**Task requirements:**
Answer with nothing but a number: how many lines include the word "Facebook"?

**Dataset rows:**
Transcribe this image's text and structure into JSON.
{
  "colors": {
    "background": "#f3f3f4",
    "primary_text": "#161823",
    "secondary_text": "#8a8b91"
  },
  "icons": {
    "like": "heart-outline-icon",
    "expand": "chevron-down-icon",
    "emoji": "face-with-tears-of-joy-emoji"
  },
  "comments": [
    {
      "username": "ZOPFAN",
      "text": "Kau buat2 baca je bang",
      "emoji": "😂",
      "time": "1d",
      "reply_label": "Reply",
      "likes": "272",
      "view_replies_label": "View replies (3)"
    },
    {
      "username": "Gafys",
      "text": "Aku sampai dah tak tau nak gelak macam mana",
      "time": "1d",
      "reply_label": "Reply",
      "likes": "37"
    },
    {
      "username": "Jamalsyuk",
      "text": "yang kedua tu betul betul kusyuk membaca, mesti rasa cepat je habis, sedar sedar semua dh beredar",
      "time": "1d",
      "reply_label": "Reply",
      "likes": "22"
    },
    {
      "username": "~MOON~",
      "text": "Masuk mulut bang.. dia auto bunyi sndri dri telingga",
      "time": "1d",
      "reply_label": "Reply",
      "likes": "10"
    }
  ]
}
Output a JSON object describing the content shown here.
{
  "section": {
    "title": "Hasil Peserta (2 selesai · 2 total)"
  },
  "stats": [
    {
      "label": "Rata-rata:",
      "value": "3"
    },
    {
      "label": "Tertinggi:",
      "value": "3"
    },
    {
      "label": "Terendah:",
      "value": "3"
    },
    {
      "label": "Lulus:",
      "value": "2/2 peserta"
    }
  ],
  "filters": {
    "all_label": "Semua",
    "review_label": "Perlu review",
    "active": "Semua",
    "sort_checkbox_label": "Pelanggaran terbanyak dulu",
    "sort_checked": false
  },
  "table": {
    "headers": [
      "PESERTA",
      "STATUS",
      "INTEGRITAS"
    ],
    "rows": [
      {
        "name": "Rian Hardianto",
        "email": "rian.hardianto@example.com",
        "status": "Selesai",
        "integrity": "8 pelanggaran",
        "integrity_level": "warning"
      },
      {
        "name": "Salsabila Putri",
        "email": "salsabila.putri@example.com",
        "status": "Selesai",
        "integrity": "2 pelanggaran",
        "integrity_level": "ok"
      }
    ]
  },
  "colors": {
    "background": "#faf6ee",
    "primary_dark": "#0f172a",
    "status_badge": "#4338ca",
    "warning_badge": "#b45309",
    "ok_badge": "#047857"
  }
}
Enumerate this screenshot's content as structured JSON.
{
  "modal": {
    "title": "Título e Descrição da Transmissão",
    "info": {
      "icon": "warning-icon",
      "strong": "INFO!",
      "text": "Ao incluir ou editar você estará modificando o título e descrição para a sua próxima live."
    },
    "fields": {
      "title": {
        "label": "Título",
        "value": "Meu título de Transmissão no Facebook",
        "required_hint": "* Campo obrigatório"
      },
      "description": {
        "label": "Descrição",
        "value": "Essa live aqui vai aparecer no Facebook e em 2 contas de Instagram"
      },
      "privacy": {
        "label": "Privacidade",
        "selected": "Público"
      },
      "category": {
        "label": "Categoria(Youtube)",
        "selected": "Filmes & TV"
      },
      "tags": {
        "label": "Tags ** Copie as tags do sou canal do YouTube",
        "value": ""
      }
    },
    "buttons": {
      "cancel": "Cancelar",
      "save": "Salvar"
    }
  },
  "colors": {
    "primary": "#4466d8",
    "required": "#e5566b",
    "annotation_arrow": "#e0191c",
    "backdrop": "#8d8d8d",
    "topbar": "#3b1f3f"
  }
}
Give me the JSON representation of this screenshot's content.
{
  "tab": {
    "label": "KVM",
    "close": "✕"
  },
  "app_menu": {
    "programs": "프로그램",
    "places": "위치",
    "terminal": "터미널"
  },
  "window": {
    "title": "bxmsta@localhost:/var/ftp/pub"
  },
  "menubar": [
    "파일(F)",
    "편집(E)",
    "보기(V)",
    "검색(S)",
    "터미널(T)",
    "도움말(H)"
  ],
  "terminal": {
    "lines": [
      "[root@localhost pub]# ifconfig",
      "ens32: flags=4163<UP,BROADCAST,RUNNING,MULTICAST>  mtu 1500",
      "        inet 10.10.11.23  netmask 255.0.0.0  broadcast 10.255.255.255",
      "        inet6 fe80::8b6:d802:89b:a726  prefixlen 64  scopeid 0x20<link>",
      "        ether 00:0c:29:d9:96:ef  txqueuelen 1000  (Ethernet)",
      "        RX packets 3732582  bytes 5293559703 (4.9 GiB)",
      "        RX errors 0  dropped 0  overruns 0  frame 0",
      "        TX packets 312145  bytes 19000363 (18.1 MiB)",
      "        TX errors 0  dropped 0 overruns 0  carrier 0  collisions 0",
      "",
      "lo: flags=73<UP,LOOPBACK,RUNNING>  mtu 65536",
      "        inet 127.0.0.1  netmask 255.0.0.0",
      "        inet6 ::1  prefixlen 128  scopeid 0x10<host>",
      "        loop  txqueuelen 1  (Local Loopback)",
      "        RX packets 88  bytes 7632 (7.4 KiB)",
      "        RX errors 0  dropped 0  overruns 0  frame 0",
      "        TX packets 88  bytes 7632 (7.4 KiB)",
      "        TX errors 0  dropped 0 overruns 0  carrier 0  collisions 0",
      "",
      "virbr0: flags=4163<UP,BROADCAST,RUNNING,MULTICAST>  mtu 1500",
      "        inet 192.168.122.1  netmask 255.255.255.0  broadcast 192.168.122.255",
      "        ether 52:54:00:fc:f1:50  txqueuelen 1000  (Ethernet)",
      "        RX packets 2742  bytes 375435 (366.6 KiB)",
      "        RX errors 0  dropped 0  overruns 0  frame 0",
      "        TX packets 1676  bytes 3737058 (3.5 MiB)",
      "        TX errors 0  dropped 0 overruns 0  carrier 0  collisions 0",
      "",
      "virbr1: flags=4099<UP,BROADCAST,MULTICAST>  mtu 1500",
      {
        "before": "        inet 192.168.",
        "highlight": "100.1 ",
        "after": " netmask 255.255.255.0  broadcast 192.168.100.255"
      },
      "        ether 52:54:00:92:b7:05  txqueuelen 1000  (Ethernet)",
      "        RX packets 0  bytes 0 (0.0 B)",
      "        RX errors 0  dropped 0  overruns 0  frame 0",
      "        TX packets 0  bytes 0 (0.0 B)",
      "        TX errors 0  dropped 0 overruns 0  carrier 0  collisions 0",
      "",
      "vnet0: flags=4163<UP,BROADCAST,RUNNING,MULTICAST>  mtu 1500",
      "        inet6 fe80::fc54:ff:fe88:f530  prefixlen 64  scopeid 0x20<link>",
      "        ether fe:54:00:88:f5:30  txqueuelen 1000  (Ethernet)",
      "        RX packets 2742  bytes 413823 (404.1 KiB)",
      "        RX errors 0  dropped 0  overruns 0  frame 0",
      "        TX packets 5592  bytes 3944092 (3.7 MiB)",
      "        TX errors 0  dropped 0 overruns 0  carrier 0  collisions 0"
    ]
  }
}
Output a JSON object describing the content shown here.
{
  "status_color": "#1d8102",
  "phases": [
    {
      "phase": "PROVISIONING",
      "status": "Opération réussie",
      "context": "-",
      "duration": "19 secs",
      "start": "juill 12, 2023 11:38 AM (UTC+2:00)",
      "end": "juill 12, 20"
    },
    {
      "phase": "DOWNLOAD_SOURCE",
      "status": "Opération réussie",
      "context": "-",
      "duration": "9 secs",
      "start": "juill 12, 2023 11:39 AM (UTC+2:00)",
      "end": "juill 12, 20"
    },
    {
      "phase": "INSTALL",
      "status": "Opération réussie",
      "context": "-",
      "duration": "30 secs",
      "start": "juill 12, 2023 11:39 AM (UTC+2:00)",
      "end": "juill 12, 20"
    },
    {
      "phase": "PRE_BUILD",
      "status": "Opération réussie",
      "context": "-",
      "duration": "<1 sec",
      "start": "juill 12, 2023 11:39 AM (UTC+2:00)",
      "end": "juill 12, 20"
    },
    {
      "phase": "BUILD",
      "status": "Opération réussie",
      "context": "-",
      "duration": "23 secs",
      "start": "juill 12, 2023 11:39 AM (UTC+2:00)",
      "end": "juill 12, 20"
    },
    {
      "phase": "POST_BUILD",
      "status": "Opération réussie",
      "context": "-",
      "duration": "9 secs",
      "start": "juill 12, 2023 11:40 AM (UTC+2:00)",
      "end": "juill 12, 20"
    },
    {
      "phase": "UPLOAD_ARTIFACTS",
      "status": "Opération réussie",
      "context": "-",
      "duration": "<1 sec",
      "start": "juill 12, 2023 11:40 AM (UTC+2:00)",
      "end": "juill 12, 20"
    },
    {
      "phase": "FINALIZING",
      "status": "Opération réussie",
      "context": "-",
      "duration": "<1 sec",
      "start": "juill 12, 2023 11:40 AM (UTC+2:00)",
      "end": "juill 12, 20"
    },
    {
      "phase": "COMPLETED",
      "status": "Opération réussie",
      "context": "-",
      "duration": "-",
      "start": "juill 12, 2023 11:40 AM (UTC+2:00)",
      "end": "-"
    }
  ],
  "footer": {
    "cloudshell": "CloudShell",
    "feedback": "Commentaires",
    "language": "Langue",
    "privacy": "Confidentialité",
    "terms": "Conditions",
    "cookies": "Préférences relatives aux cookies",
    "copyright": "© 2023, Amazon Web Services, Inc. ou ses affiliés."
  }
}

**Solution:**
2